■ TASK REQUIREMENTS ■
Copy each line below without leaving any out.

-------- INFORMATION PROVIDED

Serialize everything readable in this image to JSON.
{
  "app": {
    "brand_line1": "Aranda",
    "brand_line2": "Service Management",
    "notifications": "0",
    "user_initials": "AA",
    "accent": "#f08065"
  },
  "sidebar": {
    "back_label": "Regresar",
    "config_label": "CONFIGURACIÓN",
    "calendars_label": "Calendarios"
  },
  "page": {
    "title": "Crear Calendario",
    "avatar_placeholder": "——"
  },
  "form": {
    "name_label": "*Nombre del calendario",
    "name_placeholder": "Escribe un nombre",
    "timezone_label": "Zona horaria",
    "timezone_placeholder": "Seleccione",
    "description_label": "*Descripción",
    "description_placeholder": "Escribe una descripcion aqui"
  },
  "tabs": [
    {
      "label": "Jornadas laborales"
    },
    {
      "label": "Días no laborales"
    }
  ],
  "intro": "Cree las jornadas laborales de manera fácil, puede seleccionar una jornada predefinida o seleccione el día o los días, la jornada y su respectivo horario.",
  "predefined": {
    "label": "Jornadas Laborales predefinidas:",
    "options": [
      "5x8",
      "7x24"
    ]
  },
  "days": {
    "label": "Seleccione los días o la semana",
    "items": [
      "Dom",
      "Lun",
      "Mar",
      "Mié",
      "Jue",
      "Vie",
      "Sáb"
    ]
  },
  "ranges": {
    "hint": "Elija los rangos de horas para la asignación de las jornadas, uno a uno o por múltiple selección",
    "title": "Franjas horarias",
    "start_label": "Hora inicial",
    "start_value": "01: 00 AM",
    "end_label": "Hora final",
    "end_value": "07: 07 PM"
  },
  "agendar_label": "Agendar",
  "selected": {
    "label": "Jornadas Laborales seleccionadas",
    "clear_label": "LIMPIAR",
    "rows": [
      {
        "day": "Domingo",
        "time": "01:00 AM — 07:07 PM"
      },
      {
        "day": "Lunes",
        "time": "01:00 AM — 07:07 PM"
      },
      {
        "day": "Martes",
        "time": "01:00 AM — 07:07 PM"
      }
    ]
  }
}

----------------

■ EXERCISE ANSWER ■
Serialize everything readable in this image to JSON.
{
  "app": {
    "brand_line1": "Aranda",
    "brand_line2": "Service Management",
    "notifications": "0",
    "user_initials": "AA",
    "accent": "#f08065"
  },
  "sidebar": {
    "back_label": "Regresar",
    "config_label": "CONFIGURACIÓN",
    "calendars_label": "Calendarios"
  },
  "page": {
    "title": "Crear Calendario",
    "avatar_placeholder": "——"
  },
  "form": {
    "name_label": "*Nombre del calendario",
    "name_placeholder": "Escribe un nombre",
    "timezone_label": "Zona horaria",
    "timezone_placeholder": "Seleccione",
    "description_label": "*Descripción",
    "description_placeholder": "Escribe una descripcion aqui"
  },
  "tabs": [
    {
      "label": "Jornadas laborales"
    },
    {
      "label": "Días no laborales"
    }
  ],
  "intro": "Cree las jornadas laborales de manera fácil, puede seleccionar una jornada predefinida o seleccione el día o los días, la jornada y su respectivo horario.",
  "predefined": {
    "label": "Jornadas Laborales predefinidas:",
    "options": [
      "5x8",
      "7x24"
    ]
  },
  "days": {
    "label": "Seleccione los días o la semana",
    "items": [
      "Dom",
      "Lun",
      "Mar",
      "Mié",
      "Jue",
      "Vie",
      "Sáb"
    ]
  },
  "ranges": {
    "hint": "Elija los rangos de horas para la asignación de las jornadas, uno a uno o por múltiple selección",
    "title": "Franjas horarias",
    "start_label": "Hora inicial",
    "start_value": "01: 00 AM",
    "end_label": "Hora final",
    "end_value": "07: 07 PM"
  },
  "agendar_label": "Agendar",
  "selected": {
    "label": "Jornadas Laborales seleccionadas",
    "clear_label": "LIMPIAR",
    "rows": [
      {
        "day": "Domingo",
        "time": "01:00 AM — 07:07 PM"
      },
      {
        "day": "Lunes",
        "time": "01:00 AM — 07:07 PM"
      },
      {
        "day": "Martes",
        "time": "01:00 AM — 07:07 PM"
      }
    ]
  }
}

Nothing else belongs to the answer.